* Problem a *
Answer these questions about the article on the King & Spalding DOMA contract:
(i) Which King & Spalding partner signed the contract for the firm, and on what date?
(ii) Which section of the California Labor Code did Jon Davidson point to?
(iii) What organization does Brian M. Basinger currently head as president?

** START OF Reading passage **

Metro Weekly

The DOMA Gag Rule?

Contract with King & Spalding bars all employees of the international law firm from advocating for repeal of DOMA

All of King & Spalding’s employees – lawyers and non-lawyers – are barred from advocating for the Respect for Marriage Act – the bill that would repeal the Defense of Marriage Act – in the 112th Congress, according to the terms of the contract to defend DOMA that King & Spalding partner Paul Clement signed on the firm’s behalf on April 14.


The contract, which was entered into with U.S. House of Representatives General Counsel Kerry Kircher on behalf of the House’s Bipartisan Legal Advisory Group to defend DOMA in court, contains a provision that prohibits all King & Spalding attorneys and non-attorney employees from any advocacy to “alter or amend” DOMA.

The paragraph in question states that “partners and employees who do not perform services pursuant to this Agreement will not engage in lobbying or advocacy for or against any legislation … that would alter or amend in any way the Defense of Marriage Act and is pending before either the U.S. House of Representatives or the U.S. Senate or any committee of either body during the term of the Agreement.”

Moreover, the preceding paragraph, 4(f), contains a similar prohibition on the partners and employees who are participating in the litigation. Paragraph 4(g), thus, clearly is intended to apply to those who do not participate in the litigation.

Human Rights Campaign vice president of communications Fred Sainz, whose organization has harshly criticized King & Spalding for taking the case, told Metro Weekly, “This particular provision adds insult to injury. Not only is K&S promoting discrimination, they also are muzzling their own employees from opposing discrimination and doing what’s right.”

What’s more, Jon Davidson, the legal director at Lambda Legal, told Metro Weekly that in some states the provision might be illegal. Davidson specifically pointed to California, where King & Spalding has two offices, in which Labor Code Section 1101 states that “[n]o employer shall make, adopt, or enforce any rule, regulation, or policy … [f]orbidding or preventing employees from engaging or participating in politics ….”

Talking about the statute, which would be applicable in King & Spalding’s San Francisco and Silicon Valley offices, Davidson said, “It’s not just illegal, it’s criminal. It also gives rise to civil liability.”

The current president of the Stonewall Bar Association of Georgia, Brian M. Basinger, is an associate at King & Spalding and did not respond to multiple messages seeking comment.

Based on Davidson’s comments, in which he said that it was possible that a King & Spalding lawyer could be prohibited from serving on Lambda Legal’s board since it has advocated for the repeal of DOMA, it is possible that Basinger would be prohibited under the contract from serving as president of the Stonewall Bar Association based on the group’s activities if they include anti-DOMA advocacy.

“I think it’s terrible,” Davidson said. “People should be entitled in their non-workplace activities, if they’re not speaking on behalf of the firm, to engage in their own political activity.”

** END OF Reading passage **
** START OF Provided information **

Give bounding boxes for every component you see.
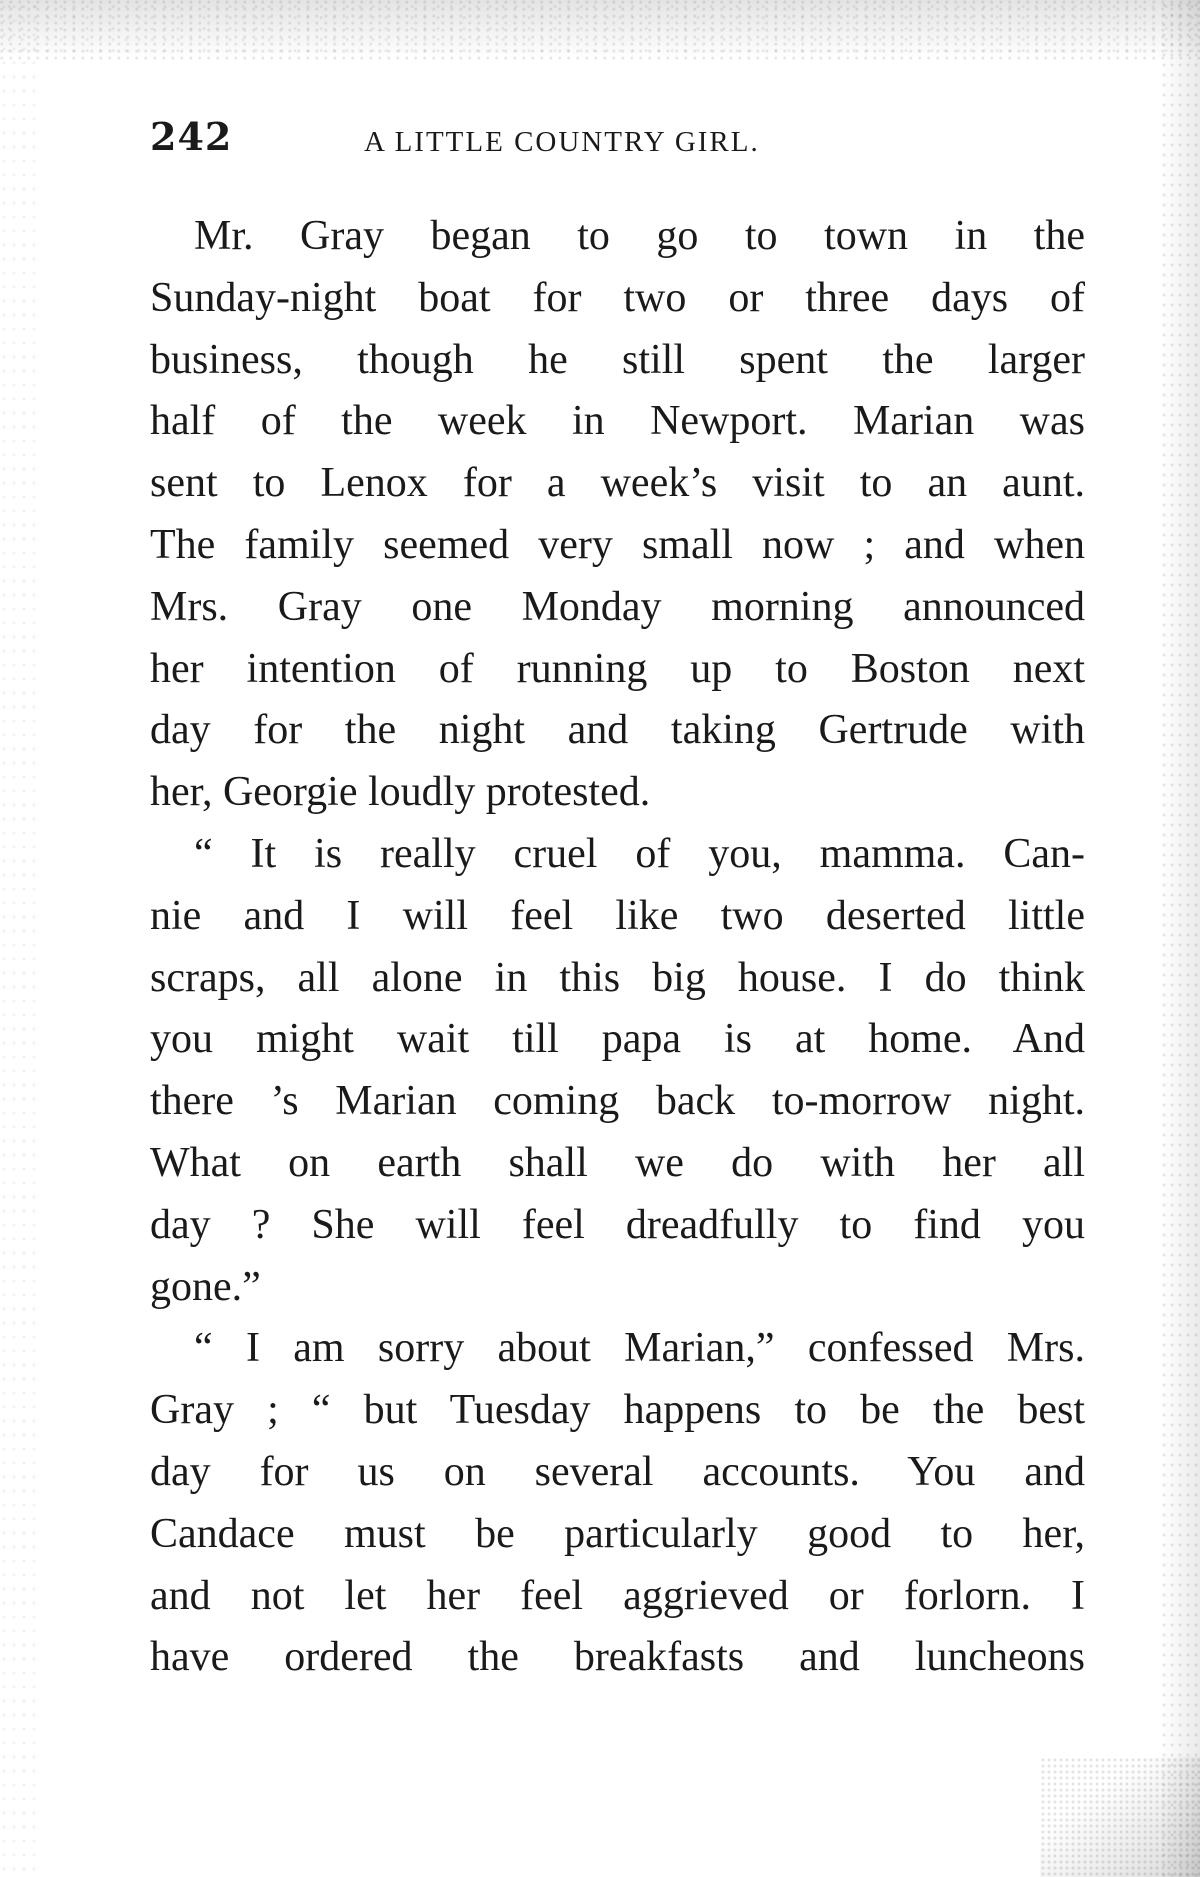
text-line: her, Georgie loudly protested.: [150, 769, 651, 816]
body-text: [150, 206, 1085, 1689]
paragraph-3: [150, 1318, 1085, 1689]
text-line: have ordered the breakfasts and luncheons: [150, 1634, 1085, 1681]
paragraph-1: [150, 206, 1085, 824]
text-line: The family seemed very small now ; and when: [150, 521, 1085, 568]
text-line: half of the week in Newport. Marian was: [150, 398, 1085, 445]
scan-noise-top: [0, 0, 1200, 60]
paragraph-2: [150, 824, 1085, 1318]
running-head: [150, 100, 1085, 170]
text-line: day for us on several accounts. You and: [150, 1448, 1085, 1495]
text-line: Gray ; “ but Tuesday happens to be the best: [150, 1387, 1085, 1434]
scan-noise-right: [1160, 0, 1200, 1877]
running-title: A LITTLE COUNTRY GIRL.: [364, 126, 760, 158]
book-page: [150, 100, 1085, 1689]
text-line: scraps, all alone in this big house. I do think: [150, 954, 1085, 1001]
text-line: you might wait till papa is at home. And: [150, 1016, 1085, 1063]
text-line: her intention of running up to Boston next: [150, 645, 1085, 692]
text-line: nie and I will feel like two deserted little: [150, 892, 1085, 939]
scan-noise-left: [0, 0, 40, 1877]
page-number: 242: [150, 114, 233, 159]
text-line: Sunday-night boat for two or three days of: [150, 274, 1085, 321]
text-line: Candace must be particularly good to her,: [150, 1510, 1085, 1557]
text-line: sent to Lenox for a week’s visit to an aunt.: [150, 460, 1085, 507]
text-line: day ? She will feel dreadfully to find you: [150, 1201, 1085, 1248]
text-line: business, though he still spent the larger: [150, 336, 1085, 383]
text-line: gone.”: [150, 1263, 261, 1310]
text-line: there ’s Marian coming back to-morrow night.: [150, 1078, 1085, 1125]
text-line: day for the night and taking Gertrude with: [150, 707, 1085, 754]
text-line: and not let her feel aggrieved or forlorn. I: [150, 1572, 1085, 1619]
scan-noise-bottom-right: [1040, 1757, 1200, 1877]
text-line: “ It is really cruel of you, mamma. Can-: [194, 830, 1085, 877]
text-line: Mrs. Gray one Monday morning announced: [150, 583, 1085, 630]
text-line: “ I am sorry about Marian,” confessed Mrs.: [194, 1325, 1085, 1372]
text-line: Mr. Gray began to go to town in the: [194, 213, 1085, 259]
text-line: What on earth shall we do with her all: [150, 1139, 1085, 1186]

** END OF Provided information **

* Problem b *
Print, character for character, the lines of the records that start at the line containing "text-line: her, Georgie" and end with the line containing "paragraph-1: [150, 206, 1085, 824]".

* Full output a *
(i) Paul Clement, on April 14.
(ii) Labor Code Section 1101.
(iii) The Stonewall Bar Association of Georgia.

* Full output b *
text-line: her, Georgie loudly protested.: [150, 769, 651, 816]
body-text: [150, 206, 1085, 1689]
paragraph-3: [150, 1318, 1085, 1689]
text-line: have ordered the breakfasts and luncheons: [150, 1634, 1085, 1681]
paragraph-1: [150, 206, 1085, 824]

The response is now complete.